Restate the whole listing word for word. Pictures are left out.
==================================================
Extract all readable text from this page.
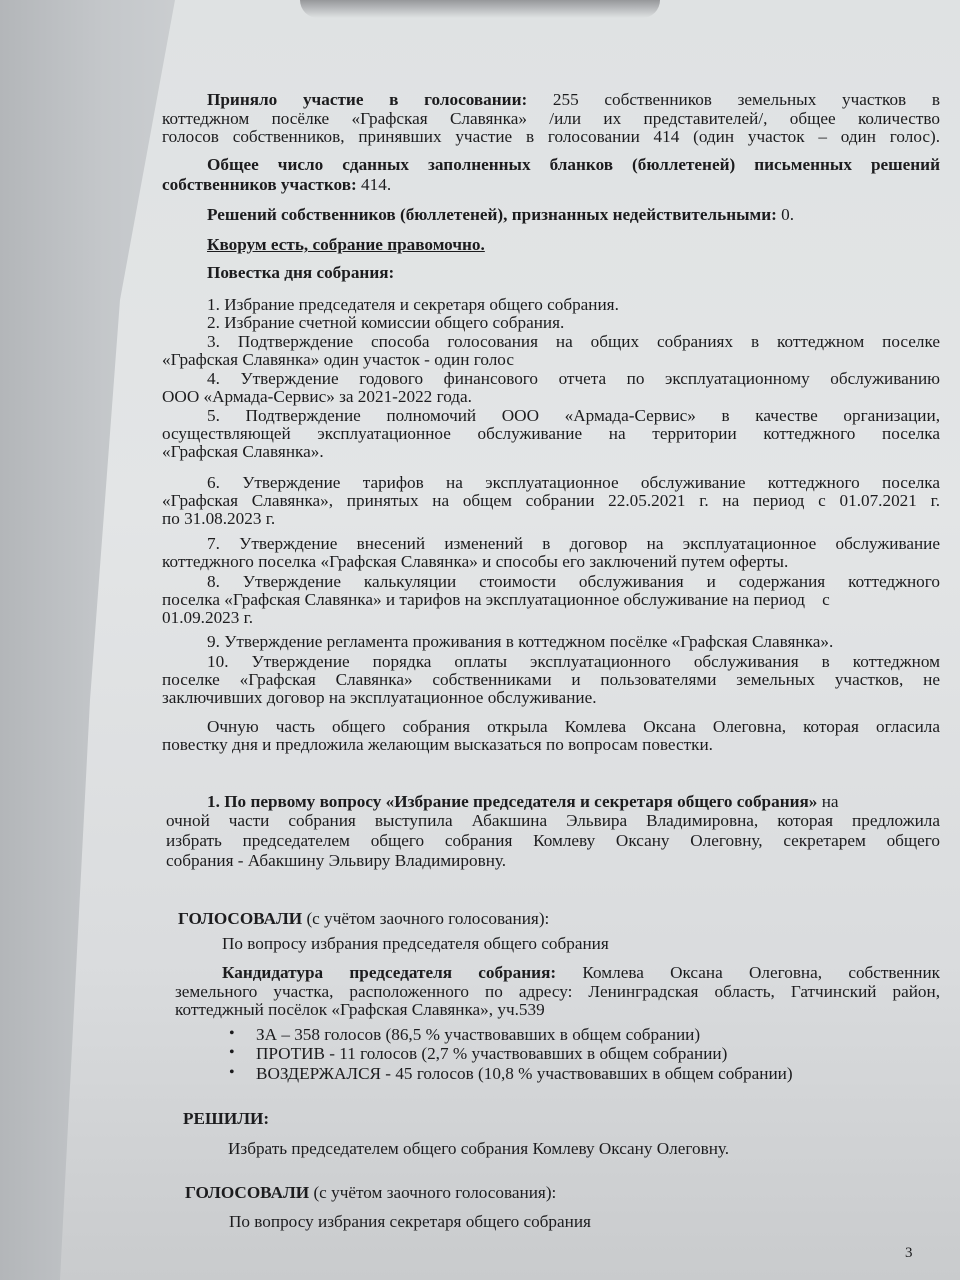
Приняло участие в голосовании: 255 собственников земельных участков в
коттеджном посёлке «Графская Славянка» /или их представителей/, общее количество
голосов собственников, принявших участие в голосовании 414 (один участок – один голос).
Общее число сданных заполненных бланков (бюллетеней) письменных решений
собственников участков: 414.
Решений собственников (бюллетеней), признанных недействительными: 0.
Кворум есть, собрание правомочно.
Повестка дня собрания:
1. Избрание председателя и секретаря общего собрания.
2. Избрание счетной комиссии общего собрания.
3. Подтверждение способа голосования на общих собраниях в коттеджном поселке
«Графская Славянка» один участок - один голос
4. Утверждение годового финансового отчета по эксплуатационному обслуживанию
ООО «Армада-Сервис» за 2021-2022 года.
5. Подтверждение полномочий ООО «Армада-Сервис» в качестве организации,
осуществляющей эксплуатационное обслуживание на территории коттеджного поселка
«Графская Славянка».
6. Утверждение тарифов на эксплуатационное обслуживание коттеджного поселка
«Графская Славянка», принятых на общем собрании 22.05.2021 г. на период с 01.07.2021 г.
по 31.08.2023 г.
7. Утверждение внесений изменений в договор на эксплуатационное обслуживание
коттеджного поселка «Графская Славянка» и способы его заключений путем оферты.
8. Утверждение калькуляции стоимости обслуживания и содержания коттеджного
поселка «Графская Славянка» и тарифов на эксплуатационное обслуживание на период    с
01.09.2023 г.
9. Утверждение регламента проживания в коттеджном посёлке «Графская Славянка».
10. Утверждение порядка оплаты эксплуатационного обслуживания в коттеджном
поселке «Графская Славянка» собственниками и пользователями земельных участков, не
заключивших договор на эксплуатационное обслуживание.
Очную часть общего собрания открыла Комлева Оксана Олеговна, которая огласила
повестку дня и предложила желающим высказаться по вопросам повестки.
1. По первому вопросу «Избрание председателя и секретаря общего собрания» на
очной части собрания выступила Абакшина Эльвира Владимировна, которая предложила
избрать председателем общего собрания Комлеву Оксану Олеговну, секретарем общего
собрания - Абакшину Эльвиру Владимировну.
ГОЛОСОВАЛИ (с учётом заочного голосования):
По вопросу избрания председателя общего собрания
Кандидатура председателя собрания: Комлева Оксана Олеговна, собственник
земельного участка, расположенного по адресу: Ленинградская область, Гатчинский район,
коттеджный посёлок «Графская Славянка», уч.539
• ЗА – 358 голосов (86,5 % участвовавших в общем собрании)
• ПРОТИВ - 11 голосов (2,7 % участвовавших в общем собрании)
• ВОЗДЕРЖАЛСЯ - 45 голосов (10,8 % участвовавших в общем собрании)
РЕШИЛИ:
Избрать председателем общего собрания Комлеву Оксану Олеговну.
ГОЛОСОВАЛИ (с учётом заочного голосования):
По вопросу избрания секретаря общего собрания
3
==================================================
_Finished answer_
Extract all readable text from this page.
Приняло участие в голосовании: 255 собственников земельных участков в
коттеджном посёлке «Графская Славянка» /или их представителей/, общее количество
голосов собственников, принявших участие в голосовании 414 (один участок – один голос).
Общее число сданных заполненных бланков (бюллетеней) письменных решений
собственников участков: 414.
Решений собственников (бюллетеней), признанных недействительными: 0.
Кворум есть, собрание правомочно.
Повестка дня собрания:
1. Избрание председателя и секретаря общего собрания.
2. Избрание счетной комиссии общего собрания.
3. Подтверждение способа голосования на общих собраниях в коттеджном поселке
«Графская Славянка» один участок - один голос
4. Утверждение годового финансового отчета по эксплуатационному обслуживанию
ООО «Армада-Сервис» за 2021-2022 года.
5. Подтверждение полномочий ООО «Армада-Сервис» в качестве организации,
осуществляющей эксплуатационное обслуживание на территории коттеджного поселка
«Графская Славянка».
6. Утверждение тарифов на эксплуатационное обслуживание коттеджного поселка
«Графская Славянка», принятых на общем собрании 22.05.2021 г. на период с 01.07.2021 г.
по 31.08.2023 г.
7. Утверждение внесений изменений в договор на эксплуатационное обслуживание
коттеджного поселка «Графская Славянка» и способы его заключений путем оферты.
8. Утверждение калькуляции стоимости обслуживания и содержания коттеджного
поселка «Графская Славянка» и тарифов на эксплуатационное обслуживание на период    с
01.09.2023 г.
9. Утверждение регламента проживания в коттеджном посёлке «Графская Славянка».
10. Утверждение порядка оплаты эксплуатационного обслуживания в коттеджном
поселке «Графская Славянка» собственниками и пользователями земельных участков, не
заключивших договор на эксплуатационное обслуживание.
Очную часть общего собрания открыла Комлева Оксана Олеговна, которая огласила
повестку дня и предложила желающим высказаться по вопросам повестки.
1. По первому вопросу «Избрание председателя и секретаря общего собрания» на
очной части собрания выступила Абакшина Эльвира Владимировна, которая предложила
избрать председателем общего собрания Комлеву Оксану Олеговну, секретарем общего
собрания - Абакшину Эльвиру Владимировну.
ГОЛОСОВАЛИ (с учётом заочного голосования):
По вопросу избрания председателя общего собрания
Кандидатура председателя собрания: Комлева Оксана Олеговна, собственник
земельного участка, расположенного по адресу: Ленинградская область, Гатчинский район,
коттеджный посёлок «Графская Славянка», уч.539
• ЗА – 358 голосов (86,5 % участвовавших в общем собрании)
• ПРОТИВ - 11 голосов (2,7 % участвовавших в общем собрании)
• ВОЗДЕРЖАЛСЯ - 45 голосов (10,8 % участвовавших в общем собрании)
РЕШИЛИ:
Избрать председателем общего собрания Комлеву Оксану Олеговну.
ГОЛОСОВАЛИ (с учётом заочного голосования):
По вопросу избрания секретаря общего собрания
3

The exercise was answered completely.